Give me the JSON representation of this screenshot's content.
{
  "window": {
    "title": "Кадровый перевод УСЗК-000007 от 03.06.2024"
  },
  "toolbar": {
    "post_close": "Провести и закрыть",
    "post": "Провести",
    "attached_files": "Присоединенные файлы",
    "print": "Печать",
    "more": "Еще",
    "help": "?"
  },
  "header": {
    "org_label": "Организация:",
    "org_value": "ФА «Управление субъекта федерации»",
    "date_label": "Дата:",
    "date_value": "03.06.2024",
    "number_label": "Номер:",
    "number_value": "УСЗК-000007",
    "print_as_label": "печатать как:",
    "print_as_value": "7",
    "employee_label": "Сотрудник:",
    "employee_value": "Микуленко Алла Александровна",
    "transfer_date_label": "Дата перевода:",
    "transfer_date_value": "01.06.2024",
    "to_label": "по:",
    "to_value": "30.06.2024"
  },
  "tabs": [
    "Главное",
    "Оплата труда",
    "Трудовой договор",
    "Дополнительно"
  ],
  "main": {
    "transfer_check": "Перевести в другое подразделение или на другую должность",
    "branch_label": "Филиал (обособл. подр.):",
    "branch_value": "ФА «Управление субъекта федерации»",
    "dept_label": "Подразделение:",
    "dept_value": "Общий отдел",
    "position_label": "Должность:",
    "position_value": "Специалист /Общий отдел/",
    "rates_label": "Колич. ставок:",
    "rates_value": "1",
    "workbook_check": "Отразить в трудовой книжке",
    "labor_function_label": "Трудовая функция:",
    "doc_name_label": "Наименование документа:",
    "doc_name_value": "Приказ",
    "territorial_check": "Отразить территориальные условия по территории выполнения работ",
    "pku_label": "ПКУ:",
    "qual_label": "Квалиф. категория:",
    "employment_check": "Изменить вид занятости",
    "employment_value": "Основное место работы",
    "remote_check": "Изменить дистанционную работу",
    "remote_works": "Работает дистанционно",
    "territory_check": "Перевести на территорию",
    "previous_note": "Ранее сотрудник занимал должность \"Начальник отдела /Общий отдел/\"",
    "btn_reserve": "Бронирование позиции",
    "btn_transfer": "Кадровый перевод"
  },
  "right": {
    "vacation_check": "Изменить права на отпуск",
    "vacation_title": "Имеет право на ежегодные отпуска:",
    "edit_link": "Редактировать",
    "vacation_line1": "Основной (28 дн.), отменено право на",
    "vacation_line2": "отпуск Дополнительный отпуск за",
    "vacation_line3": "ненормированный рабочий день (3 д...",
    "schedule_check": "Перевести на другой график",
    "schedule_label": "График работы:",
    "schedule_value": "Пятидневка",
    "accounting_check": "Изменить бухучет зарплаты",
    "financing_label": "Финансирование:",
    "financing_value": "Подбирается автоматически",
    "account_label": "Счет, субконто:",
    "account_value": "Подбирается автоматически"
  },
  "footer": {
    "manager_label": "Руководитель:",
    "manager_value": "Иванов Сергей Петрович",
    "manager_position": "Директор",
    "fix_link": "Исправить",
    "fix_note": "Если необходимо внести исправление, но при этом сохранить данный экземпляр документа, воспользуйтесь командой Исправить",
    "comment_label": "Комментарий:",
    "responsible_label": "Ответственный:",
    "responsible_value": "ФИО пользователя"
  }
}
* * * *
What you will do: List all lines in the material containing the string "Кадровый".

Solution:
    "title": "Кадровый перевод УСЗК-000007 от 03.06.2024"
    "btn_transfer": "Кадровый перевод"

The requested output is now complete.